Goal: Which lines in the material below contain the word "detached"? Copy each of them.

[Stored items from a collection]
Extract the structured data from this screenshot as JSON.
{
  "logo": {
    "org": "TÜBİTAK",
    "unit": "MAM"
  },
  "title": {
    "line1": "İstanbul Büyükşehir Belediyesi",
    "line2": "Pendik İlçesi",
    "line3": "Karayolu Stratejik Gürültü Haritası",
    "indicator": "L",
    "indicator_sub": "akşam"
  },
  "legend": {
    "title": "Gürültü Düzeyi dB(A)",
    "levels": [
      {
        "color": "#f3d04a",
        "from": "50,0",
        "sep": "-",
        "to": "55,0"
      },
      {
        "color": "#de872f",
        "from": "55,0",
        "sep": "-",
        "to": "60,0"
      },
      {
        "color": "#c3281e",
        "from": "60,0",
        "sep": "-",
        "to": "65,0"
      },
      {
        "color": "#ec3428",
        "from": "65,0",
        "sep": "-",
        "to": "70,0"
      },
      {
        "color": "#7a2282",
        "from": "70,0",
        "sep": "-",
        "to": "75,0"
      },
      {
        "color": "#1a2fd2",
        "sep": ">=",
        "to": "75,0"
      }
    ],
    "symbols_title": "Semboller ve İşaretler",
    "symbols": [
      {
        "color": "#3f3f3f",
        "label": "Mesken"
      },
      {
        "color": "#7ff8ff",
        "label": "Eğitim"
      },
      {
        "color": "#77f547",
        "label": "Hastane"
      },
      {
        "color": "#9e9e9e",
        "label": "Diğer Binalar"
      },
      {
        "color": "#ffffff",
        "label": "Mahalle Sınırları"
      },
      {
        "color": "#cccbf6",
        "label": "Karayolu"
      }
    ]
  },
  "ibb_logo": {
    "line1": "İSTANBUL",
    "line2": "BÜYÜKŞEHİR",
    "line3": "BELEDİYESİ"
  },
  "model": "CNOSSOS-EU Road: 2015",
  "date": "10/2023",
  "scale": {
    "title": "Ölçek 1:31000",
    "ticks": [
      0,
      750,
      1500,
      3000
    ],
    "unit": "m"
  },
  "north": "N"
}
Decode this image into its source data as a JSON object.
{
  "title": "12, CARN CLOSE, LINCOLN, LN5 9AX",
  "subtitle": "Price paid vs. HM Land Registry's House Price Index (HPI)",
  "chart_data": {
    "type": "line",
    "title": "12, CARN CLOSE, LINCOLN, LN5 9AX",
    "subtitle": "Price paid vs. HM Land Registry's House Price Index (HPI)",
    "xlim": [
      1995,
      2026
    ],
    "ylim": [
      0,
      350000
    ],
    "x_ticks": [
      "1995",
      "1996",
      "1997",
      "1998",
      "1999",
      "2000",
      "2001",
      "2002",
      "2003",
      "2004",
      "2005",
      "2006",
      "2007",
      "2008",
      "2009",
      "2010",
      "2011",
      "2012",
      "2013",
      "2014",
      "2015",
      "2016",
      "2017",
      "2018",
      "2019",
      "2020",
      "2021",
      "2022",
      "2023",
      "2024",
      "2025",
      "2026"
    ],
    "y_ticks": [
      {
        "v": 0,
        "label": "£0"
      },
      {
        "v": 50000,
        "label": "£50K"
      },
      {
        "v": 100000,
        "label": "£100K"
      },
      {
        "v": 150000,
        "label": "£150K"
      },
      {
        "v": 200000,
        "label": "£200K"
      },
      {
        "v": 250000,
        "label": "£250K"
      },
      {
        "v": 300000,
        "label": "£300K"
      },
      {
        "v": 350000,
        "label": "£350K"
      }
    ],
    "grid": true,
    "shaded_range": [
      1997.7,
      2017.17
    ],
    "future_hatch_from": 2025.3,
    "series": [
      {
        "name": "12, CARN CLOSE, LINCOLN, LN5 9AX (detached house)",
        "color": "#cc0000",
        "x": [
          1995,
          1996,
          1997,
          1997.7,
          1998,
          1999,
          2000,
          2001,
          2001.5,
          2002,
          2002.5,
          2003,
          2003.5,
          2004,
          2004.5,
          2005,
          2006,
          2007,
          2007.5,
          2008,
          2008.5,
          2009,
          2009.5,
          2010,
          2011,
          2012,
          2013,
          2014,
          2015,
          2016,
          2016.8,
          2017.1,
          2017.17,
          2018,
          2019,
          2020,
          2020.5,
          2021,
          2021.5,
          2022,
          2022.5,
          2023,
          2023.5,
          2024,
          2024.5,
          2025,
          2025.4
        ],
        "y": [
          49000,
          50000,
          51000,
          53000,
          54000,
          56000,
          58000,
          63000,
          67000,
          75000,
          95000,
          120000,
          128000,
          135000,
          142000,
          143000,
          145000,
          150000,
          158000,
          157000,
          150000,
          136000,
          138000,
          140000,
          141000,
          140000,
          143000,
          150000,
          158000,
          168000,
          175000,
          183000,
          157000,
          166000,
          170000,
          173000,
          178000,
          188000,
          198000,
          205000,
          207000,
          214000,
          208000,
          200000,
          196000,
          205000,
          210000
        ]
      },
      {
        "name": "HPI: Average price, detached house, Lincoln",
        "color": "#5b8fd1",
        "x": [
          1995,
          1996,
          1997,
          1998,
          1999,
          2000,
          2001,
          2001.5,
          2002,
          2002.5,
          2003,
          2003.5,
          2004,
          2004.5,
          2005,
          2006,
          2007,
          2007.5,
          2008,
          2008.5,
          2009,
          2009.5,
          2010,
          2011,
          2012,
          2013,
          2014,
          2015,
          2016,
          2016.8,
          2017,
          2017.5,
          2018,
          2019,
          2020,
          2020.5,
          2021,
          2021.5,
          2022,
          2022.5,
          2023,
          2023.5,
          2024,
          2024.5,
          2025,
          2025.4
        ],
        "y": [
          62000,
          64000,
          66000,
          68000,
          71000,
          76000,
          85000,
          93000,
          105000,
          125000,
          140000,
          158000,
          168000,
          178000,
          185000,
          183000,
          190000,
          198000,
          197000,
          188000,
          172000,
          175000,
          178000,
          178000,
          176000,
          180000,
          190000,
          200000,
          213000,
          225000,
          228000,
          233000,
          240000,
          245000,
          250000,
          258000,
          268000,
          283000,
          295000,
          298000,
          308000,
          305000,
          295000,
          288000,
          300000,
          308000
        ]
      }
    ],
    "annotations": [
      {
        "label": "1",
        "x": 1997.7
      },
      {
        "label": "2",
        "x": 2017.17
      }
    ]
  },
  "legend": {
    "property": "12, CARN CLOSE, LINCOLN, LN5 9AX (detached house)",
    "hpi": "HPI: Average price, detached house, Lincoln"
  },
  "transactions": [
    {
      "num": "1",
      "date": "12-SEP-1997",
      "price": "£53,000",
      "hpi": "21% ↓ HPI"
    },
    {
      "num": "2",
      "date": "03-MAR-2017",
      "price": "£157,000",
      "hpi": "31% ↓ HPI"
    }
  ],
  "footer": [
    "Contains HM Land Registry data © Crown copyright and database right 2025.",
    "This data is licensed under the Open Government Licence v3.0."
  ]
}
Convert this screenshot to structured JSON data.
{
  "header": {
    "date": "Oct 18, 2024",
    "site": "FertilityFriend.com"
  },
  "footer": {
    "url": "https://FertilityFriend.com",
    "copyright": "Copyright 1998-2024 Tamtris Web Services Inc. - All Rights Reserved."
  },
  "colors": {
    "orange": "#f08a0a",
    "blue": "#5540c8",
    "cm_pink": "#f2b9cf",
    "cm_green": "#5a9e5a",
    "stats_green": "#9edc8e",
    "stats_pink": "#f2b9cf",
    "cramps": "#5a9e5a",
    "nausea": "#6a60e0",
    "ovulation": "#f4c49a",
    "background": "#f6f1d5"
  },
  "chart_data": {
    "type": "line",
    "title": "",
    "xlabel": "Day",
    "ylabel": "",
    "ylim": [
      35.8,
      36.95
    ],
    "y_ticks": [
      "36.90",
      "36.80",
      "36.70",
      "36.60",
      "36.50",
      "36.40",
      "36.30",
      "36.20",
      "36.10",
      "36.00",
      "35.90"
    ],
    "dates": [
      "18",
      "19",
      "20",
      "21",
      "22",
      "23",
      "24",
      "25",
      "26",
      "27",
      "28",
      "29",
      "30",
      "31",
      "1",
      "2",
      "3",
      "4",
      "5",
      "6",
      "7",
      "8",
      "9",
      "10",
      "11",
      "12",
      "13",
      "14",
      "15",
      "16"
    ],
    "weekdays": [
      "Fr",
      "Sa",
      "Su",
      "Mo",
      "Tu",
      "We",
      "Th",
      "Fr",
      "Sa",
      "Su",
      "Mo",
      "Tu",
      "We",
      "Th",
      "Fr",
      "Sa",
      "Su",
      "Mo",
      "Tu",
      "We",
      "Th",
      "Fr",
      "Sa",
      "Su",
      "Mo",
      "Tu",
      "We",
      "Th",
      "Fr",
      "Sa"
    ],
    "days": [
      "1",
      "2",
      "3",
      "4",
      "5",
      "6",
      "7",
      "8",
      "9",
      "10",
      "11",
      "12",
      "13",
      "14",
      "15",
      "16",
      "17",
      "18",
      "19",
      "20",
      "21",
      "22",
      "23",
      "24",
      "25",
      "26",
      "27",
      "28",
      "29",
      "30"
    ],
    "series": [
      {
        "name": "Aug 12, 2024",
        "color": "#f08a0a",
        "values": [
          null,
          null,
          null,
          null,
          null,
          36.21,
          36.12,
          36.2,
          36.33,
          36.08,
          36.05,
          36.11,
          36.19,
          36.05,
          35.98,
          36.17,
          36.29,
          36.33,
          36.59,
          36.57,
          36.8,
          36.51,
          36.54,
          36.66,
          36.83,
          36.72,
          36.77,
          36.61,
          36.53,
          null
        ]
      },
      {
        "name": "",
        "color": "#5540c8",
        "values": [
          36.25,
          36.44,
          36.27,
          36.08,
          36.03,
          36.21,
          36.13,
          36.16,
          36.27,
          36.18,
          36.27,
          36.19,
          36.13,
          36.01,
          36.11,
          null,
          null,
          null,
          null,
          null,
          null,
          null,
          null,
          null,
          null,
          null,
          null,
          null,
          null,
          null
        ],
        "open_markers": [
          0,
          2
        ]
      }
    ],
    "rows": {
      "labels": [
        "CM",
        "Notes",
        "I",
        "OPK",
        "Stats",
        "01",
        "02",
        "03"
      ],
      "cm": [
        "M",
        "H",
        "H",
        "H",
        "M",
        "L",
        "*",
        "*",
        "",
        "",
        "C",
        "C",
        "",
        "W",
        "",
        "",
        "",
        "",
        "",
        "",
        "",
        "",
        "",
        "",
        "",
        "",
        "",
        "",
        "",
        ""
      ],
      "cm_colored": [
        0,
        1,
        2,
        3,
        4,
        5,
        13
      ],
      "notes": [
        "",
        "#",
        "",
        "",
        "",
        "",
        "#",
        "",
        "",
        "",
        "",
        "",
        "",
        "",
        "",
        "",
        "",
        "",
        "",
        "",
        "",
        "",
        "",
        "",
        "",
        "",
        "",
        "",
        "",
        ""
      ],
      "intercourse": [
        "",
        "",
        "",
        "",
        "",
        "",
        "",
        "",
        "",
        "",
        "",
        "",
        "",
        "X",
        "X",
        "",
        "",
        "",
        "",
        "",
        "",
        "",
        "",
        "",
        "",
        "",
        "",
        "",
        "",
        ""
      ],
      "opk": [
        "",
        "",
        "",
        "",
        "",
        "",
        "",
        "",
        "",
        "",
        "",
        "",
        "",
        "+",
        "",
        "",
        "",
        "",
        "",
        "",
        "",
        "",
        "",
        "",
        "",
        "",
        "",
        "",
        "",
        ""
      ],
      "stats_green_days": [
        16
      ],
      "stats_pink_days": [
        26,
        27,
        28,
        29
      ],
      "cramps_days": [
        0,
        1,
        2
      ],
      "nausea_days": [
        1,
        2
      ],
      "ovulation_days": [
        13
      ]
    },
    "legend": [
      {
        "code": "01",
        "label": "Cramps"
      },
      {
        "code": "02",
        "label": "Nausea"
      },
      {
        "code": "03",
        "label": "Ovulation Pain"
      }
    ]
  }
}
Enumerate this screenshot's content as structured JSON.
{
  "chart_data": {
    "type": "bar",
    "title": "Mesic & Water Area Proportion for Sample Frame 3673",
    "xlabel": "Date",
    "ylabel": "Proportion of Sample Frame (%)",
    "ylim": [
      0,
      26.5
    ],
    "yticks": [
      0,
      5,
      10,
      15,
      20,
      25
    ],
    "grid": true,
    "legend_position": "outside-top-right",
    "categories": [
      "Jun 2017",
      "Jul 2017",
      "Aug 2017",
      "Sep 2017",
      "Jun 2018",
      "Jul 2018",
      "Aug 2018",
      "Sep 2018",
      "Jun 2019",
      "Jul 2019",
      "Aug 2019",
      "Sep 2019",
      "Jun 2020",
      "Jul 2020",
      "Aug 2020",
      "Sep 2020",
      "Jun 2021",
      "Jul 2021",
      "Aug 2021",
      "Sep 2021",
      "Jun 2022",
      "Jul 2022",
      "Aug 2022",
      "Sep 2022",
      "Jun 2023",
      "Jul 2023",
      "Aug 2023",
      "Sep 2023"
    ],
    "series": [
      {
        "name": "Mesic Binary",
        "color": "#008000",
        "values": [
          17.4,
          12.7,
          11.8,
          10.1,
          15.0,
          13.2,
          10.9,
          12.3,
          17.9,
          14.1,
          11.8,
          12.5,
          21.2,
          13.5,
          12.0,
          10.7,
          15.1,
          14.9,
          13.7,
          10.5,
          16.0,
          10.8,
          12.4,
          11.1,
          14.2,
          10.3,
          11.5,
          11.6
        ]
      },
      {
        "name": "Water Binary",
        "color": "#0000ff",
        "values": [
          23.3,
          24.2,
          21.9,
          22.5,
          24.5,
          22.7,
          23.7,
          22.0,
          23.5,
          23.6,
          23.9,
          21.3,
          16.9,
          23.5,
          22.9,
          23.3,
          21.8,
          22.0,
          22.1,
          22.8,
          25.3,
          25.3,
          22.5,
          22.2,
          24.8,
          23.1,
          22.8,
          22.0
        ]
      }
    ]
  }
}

Result of this task:
        "name": "12, CARN CLOSE, LINCOLN, LN5 9AX (detached house)",
        "name": "HPI: Average price, detached house, Lincoln",
    "property": "12, CARN CLOSE, LINCOLN, LN5 9AX (detached house)",
    "hpi": "HPI: Average price, detached house, Lincoln"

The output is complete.